#### REQUIRED TASK:
Identify each line containing the word "Input" and copy it.

#### DATA:

....................

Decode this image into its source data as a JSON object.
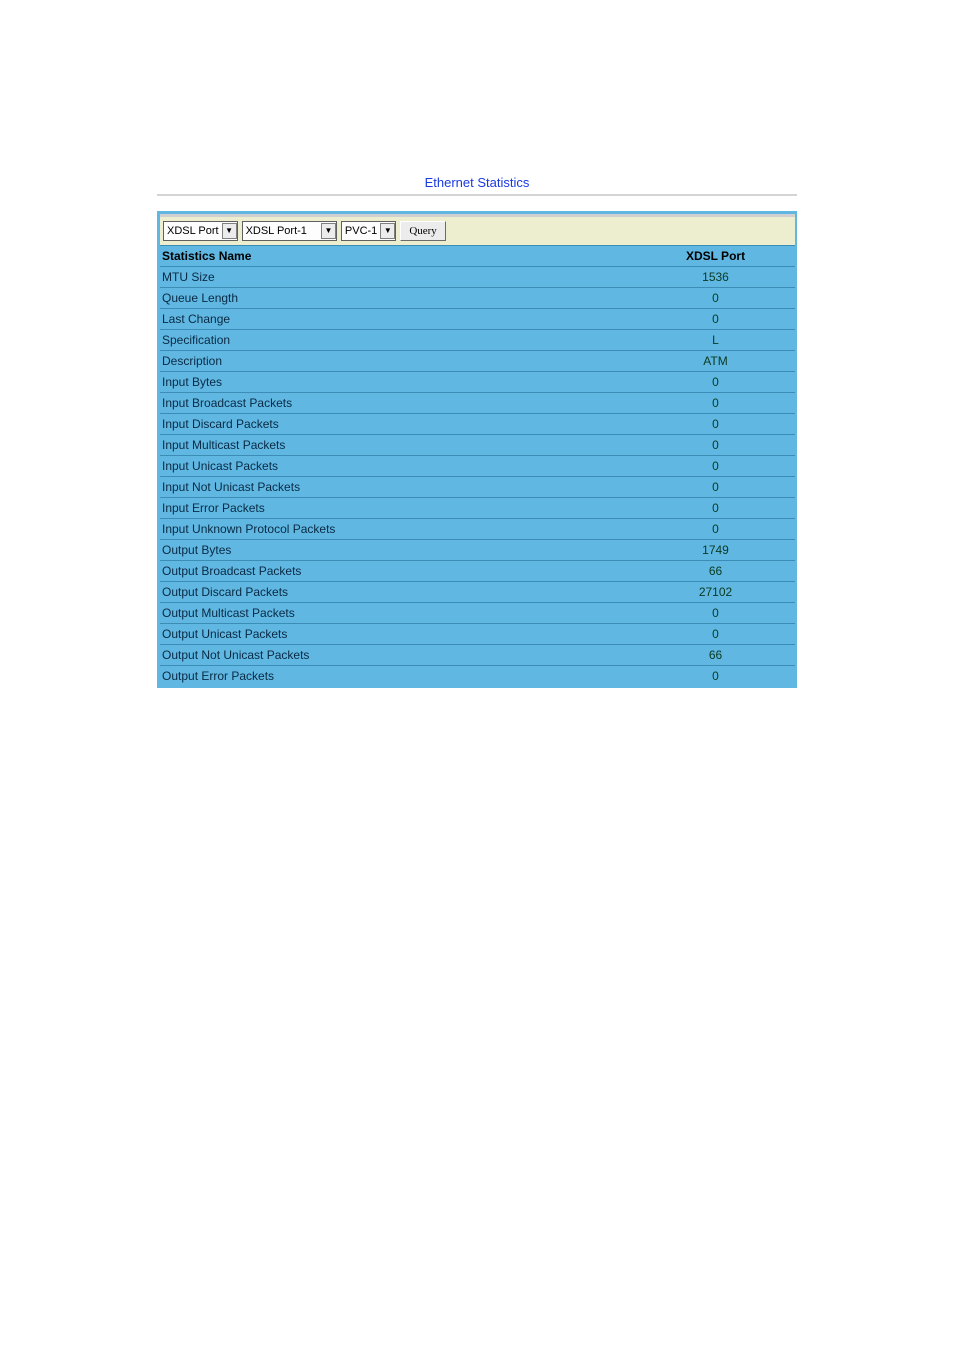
{
  "title": "Ethernet Statistics",
  "selectors": {
    "type": "XDSL Port",
    "port": "XDSL Port-1",
    "pvc": "PVC-1"
  },
  "query_label": "Query",
  "columns": {
    "name": "Statistics Name",
    "value": "XDSL Port"
  },
  "rows": [
    {
      "name": "MTU Size",
      "value": "1536"
    },
    {
      "name": "Queue Length",
      "value": "0"
    },
    {
      "name": "Last Change",
      "value": "0"
    },
    {
      "name": "Specification",
      "value": "L"
    },
    {
      "name": "Description",
      "value": "ATM"
    },
    {
      "name": "Input Bytes",
      "value": "0"
    },
    {
      "name": "Input Broadcast Packets",
      "value": "0"
    },
    {
      "name": "Input Discard Packets",
      "value": "0"
    },
    {
      "name": "Input Multicast Packets",
      "value": "0"
    },
    {
      "name": "Input Unicast Packets",
      "value": "0"
    },
    {
      "name": "Input Not Unicast Packets",
      "value": "0"
    },
    {
      "name": "Input Error Packets",
      "value": "0"
    },
    {
      "name": "Input Unknown Protocol Packets",
      "value": "0"
    },
    {
      "name": "Output Bytes",
      "value": "1749"
    },
    {
      "name": "Output Broadcast Packets",
      "value": "66"
    },
    {
      "name": "Output Discard Packets",
      "value": "27102"
    },
    {
      "name": "Output Multicast Packets",
      "value": "0"
    },
    {
      "name": "Output Unicast Packets",
      "value": "0"
    },
    {
      "name": "Output Not Unicast Packets",
      "value": "66"
    },
    {
      "name": "Output Error Packets",
      "value": "0"
    }
  ],
  "colors": {
    "title": "#1a3ae0",
    "panel_border": "#5fb7e2",
    "row_bg": "#5fb7e2",
    "row_divider": "#3b8db6",
    "strip_bg": "#eceecf"
  }
}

....................

#### TASK RESPONSE:
      "name": "Input Bytes",
      "name": "Input Broadcast Packets",
      "name": "Input Discard Packets",
      "name": "Input Multicast Packets",
      "name": "Input Unicast Packets",
      "name": "Input Not Unicast Packets",
      "name": "Input Error Packets",
      "name": "Input Unknown Protocol Packets",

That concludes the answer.